[start Text passage]

Scenario: DNS Resolves Correctly but Application Fails to Connect

Situation

At 09:15 UTC, the development team reports that their Node.js API service running in a Kubernetes pod cannot connect to orders-db.internal.example.com. The engineer on call runs dig from inside the pod and gets the correct IP address back. Yet the application logs show ENOTFOUND or connection timeouts to what appears to be a wrong address. The service was working yesterday before a routine cluster DNS configuration change.

What You Know

  • dig orders-db.internal.example.com returns the correct A record (10.50.1.20) from inside the pod
  • The application logs show connections failing to an unexpected IPv6 address or timing out entirely
  • The issue started after a CoreDNS ConfigMap update was applied to the cluster
  • Other services in the same namespace can reach their databases without issues
  • The pod is running Alpine-based Node.js 18 image

Investigation Steps

1. Compare dig output with actual application resolution behavior

Command(s): 

# dig queries DNS directly and bypasses system resolver logic
dig orders-db.internal.example.com
dig AAAA orders-db.internal.example.com

# getent uses the system resolver (respects /etc/nsswitch.conf and /etc/hosts)

[end Text passage]
[start Excerpted records]

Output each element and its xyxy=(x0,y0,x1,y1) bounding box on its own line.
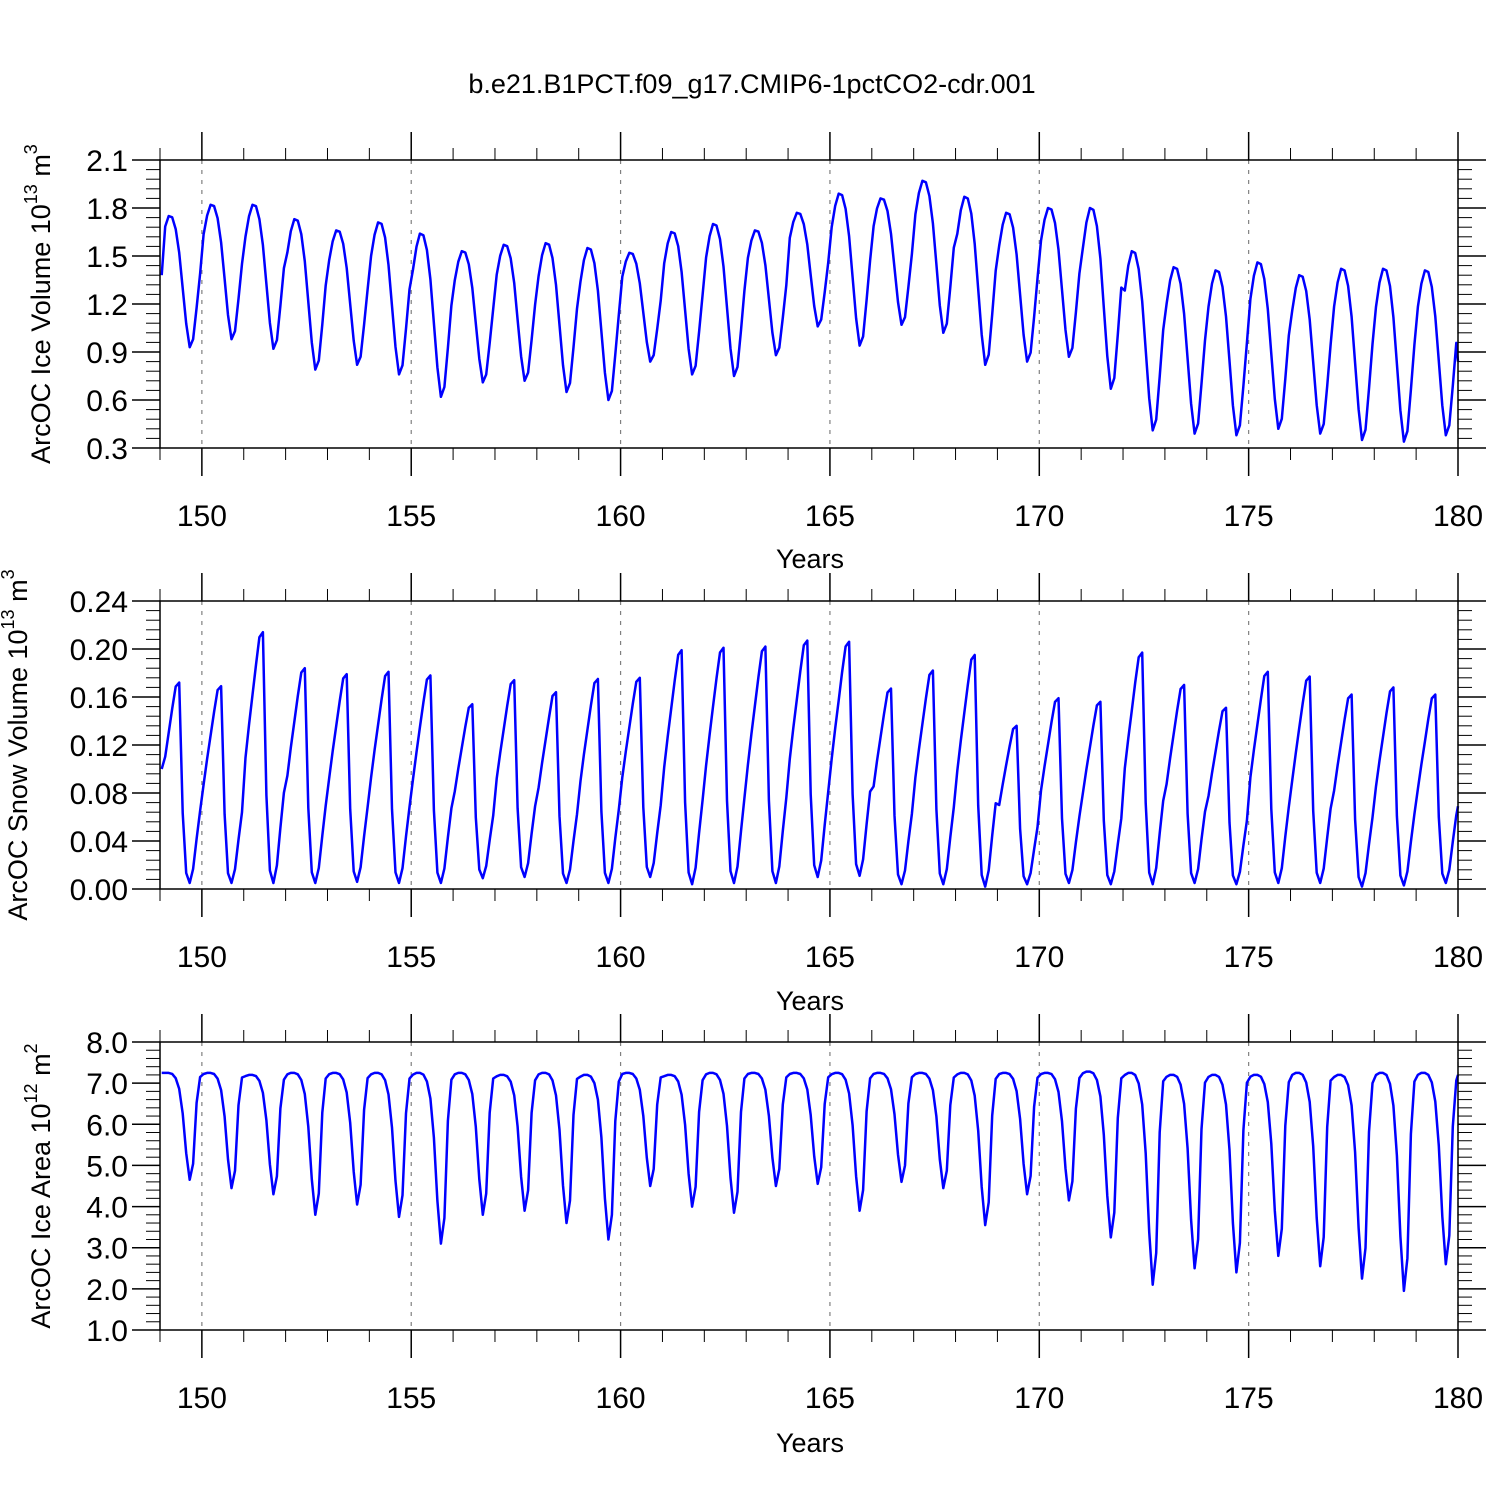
ice-volume-xtick-label: 155 xyxy=(386,500,436,533)
ice-volume-xlabel: Years xyxy=(776,544,844,574)
snow-volume-xtick-label: 165 xyxy=(805,941,855,974)
ice-volume-ytick-label: 1.8 xyxy=(86,193,128,226)
panel-ice-volume-ytick-labels: 0.3 0.6 0.9 1.2 1.5 1.8 2.1 xyxy=(86,145,128,466)
panel-snow-volume-ticks xyxy=(132,573,1486,917)
snow-volume-series-line xyxy=(160,630,1460,888)
snow-volume-xtick-label: 170 xyxy=(1014,941,1064,974)
panel-ice-volume-grid xyxy=(201,160,1459,448)
snow-volume-ytick-label: 0.16 xyxy=(70,682,128,715)
panel-ice-area-frame xyxy=(159,1041,1459,1331)
panel-ice-area-ticks xyxy=(132,1014,1486,1358)
snow-volume-xtick-label: 180 xyxy=(1433,941,1483,974)
ice-volume-ytick-label: 0.6 xyxy=(86,385,128,418)
snow-volume-xtick-label: 175 xyxy=(1224,941,1274,974)
ice-area-series-line xyxy=(161,1070,1460,1293)
snow-volume-xlabel: Years xyxy=(776,986,844,1016)
panel-snow-volume-frame xyxy=(159,600,1459,890)
ice-volume-ytick-label: 0.9 xyxy=(86,337,128,370)
snow-volume-ytick-label: 0.20 xyxy=(70,634,128,667)
panel-snow-volume-xtick-labels: 150 155 160 165 170 175 180 xyxy=(177,941,1483,974)
snow-volume-ylabel: ArcOC Snow Volume 1013 m3 xyxy=(0,569,33,920)
panel-ice-area-grid xyxy=(201,1042,1459,1330)
ice-area-xtick-label: 155 xyxy=(386,1382,436,1415)
ice-area-ytick-label: 6.0 xyxy=(86,1109,128,1142)
panel-ice-area: 1.0 2.0 3.0 4.0 5.0 6.0 7.0 8.0 150 155 160 165 170… xyxy=(21,1014,1486,1458)
ice-volume-xtick-label: 150 xyxy=(177,500,227,533)
ice-area-ytick-label: 5.0 xyxy=(86,1150,128,1183)
ice-area-ytick-label: 8.0 xyxy=(86,1027,128,1060)
ice-volume-ytick-label: 2.1 xyxy=(86,145,128,178)
snow-volume-xtick-label: 155 xyxy=(386,941,436,974)
ice-volume-ytick-label: 1.2 xyxy=(86,289,128,322)
ice-volume-xtick-label: 165 xyxy=(805,500,855,533)
ice-area-ytick-label: 2.0 xyxy=(86,1274,128,1307)
ice-area-xtick-label: 180 xyxy=(1433,1382,1483,1415)
snow-volume-ytick-label: 0.08 xyxy=(70,778,128,811)
panel-ice-area-xtick-labels: 150 155 160 165 170 175 180 xyxy=(177,1382,1483,1415)
ice-volume-ytick-label: 1.5 xyxy=(86,241,128,274)
ice-area-ytick-label: 1.0 xyxy=(86,1315,128,1348)
panel-ice-volume-frame xyxy=(159,159,1459,449)
ice-area-ytick-label: 3.0 xyxy=(86,1233,128,1266)
ice-area-xlabel: Years xyxy=(776,1428,844,1458)
panel-ice-area-ytick-labels: 1.0 2.0 3.0 4.0 5.0 6.0 7.0 8.0 xyxy=(86,1027,128,1348)
snow-volume-xtick-label: 150 xyxy=(177,941,227,974)
panel-ice-volume-ticks xyxy=(132,132,1486,476)
ice-volume-xtick-label: 160 xyxy=(596,500,646,533)
panel-ice-volume-xtick-labels: 150 155 160 165 170 175 180 xyxy=(177,500,1483,533)
ice-area-xtick-label: 170 xyxy=(1014,1382,1064,1415)
ice-volume-ylabel: ArcOC Ice Volume 1013 m3 xyxy=(21,144,56,464)
ice-area-ylabel: ArcOC Ice Area 1012 m2 xyxy=(21,1043,56,1328)
ice-volume-xtick-label: 170 xyxy=(1014,500,1064,533)
snow-volume-xtick-label: 160 xyxy=(596,941,646,974)
ice-volume-series-line xyxy=(160,179,1460,443)
panel-ice-volume: 0.3 0.6 0.9 1.2 1.5 1.8 2.1 150 155 160 165 170 175… xyxy=(21,132,1486,574)
ice-volume-xtick-label: 180 xyxy=(1433,500,1483,533)
ice-area-xtick-label: 175 xyxy=(1224,1382,1274,1415)
ice-area-xtick-label: 150 xyxy=(177,1382,227,1415)
ice-area-xtick-label: 165 xyxy=(805,1382,855,1415)
ice-volume-xtick-label: 175 xyxy=(1224,500,1274,533)
ice-area-xtick-label: 160 xyxy=(596,1382,646,1415)
snow-volume-ytick-label: 0.24 xyxy=(70,586,128,619)
panel-snow-volume-ytick-labels: 0.00 0.04 0.08 0.12 0.16 0.20 0.24 xyxy=(70,586,128,907)
chart-title: b.e21.B1PCT.f09_g17.CMIP6-1pctCO2-cdr.00… xyxy=(468,69,1035,99)
ice-area-ytick-label: 7.0 xyxy=(86,1068,128,1101)
ice-volume-ytick-label: 0.3 xyxy=(86,433,128,466)
snow-volume-ytick-label: 0.04 xyxy=(70,826,128,859)
ice-area-ytick-label: 4.0 xyxy=(86,1192,128,1225)
snow-volume-ytick-label: 0.12 xyxy=(70,730,128,763)
panel-snow-volume: 0.00 0.04 0.08 0.12 0.16 0.20 0.24 150 155 160 16… xyxy=(0,569,1486,1016)
snow-volume-ytick-label: 0.00 xyxy=(70,874,128,907)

[end Excerpted records]

■ **Challenge 1**
In the DNS troubleshooting scenario, what IP address does the dig command return for orders-db.internal.example.com?
■ **Challenge 2**
In the entries, starting with the line with "ice-volume-xtick-label: 155 xyxy=(386,500,436,533)" and going on through the line with "ice-area-xtick-label: 155 xyxy=(386,1382,436,1415)", change "Years" to "Simulation Years" and leave everything else as it is. Return only those lines.

■ **Right answer 1**
10.50.1.20

■ **Right answer 2**
ice-volume-xtick-label: 155 xyxy=(386,500,436,533)
ice-volume-xlabel: Simulation Years xyxy=(776,544,844,574)
snow-volume-xtick-label: 165 xyxy=(805,941,855,974)
ice-volume-ytick-label: 1.8 xyxy=(86,193,128,226)
panel-ice-volume-ytick-labels: 0.3 0.6 0.9 1.2 1.5 1.8 2.1 xyxy=(86,145,128,466)
panel-snow-volume-ticks xyxy=(132,573,1486,917)
snow-volume-series-line xyxy=(160,630,1460,888)
snow-volume-xtick-label: 170 xyxy=(1014,941,1064,974)
panel-ice-volume-grid xyxy=(201,160,1459,448)
snow-volume-ytick-label: 0.16 xyxy=(70,682,128,715)
panel-ice-area-frame xyxy=(159,1041,1459,1331)
panel-ice-area-ticks xyxy=(132,1014,1486,1358)
snow-volume-xtick-label: 180 xyxy=(1433,941,1483,974)
ice-volume-ytick-label: 0.6 xyxy=(86,385,128,418)
snow-volume-xtick-label: 175 xyxy=(1224,941,1274,974)
ice-area-series-line xyxy=(161,1070,1460,1293)
snow-volume-xlabel: Simulation Years xyxy=(776,986,844,1016)
panel-snow-volume-frame xyxy=(159,600,1459,890)
ice-volume-ytick-label: 0.9 xyxy=(86,337,128,370)
snow-volume-ytick-label: 0.20 xyxy=(70,634,128,667)
panel-snow-volume-xtick-labels: 150 155 160 165 170 175 180 xyxy=(177,941,1483,974)
snow-volume-ylabel: ArcOC Snow Volume 1013 m3 xyxy=(0,569,33,920)
panel-ice-area-grid xyxy=(201,1042,1459,1330)
ice-area-xtick-label: 155 xyxy=(386,1382,436,1415)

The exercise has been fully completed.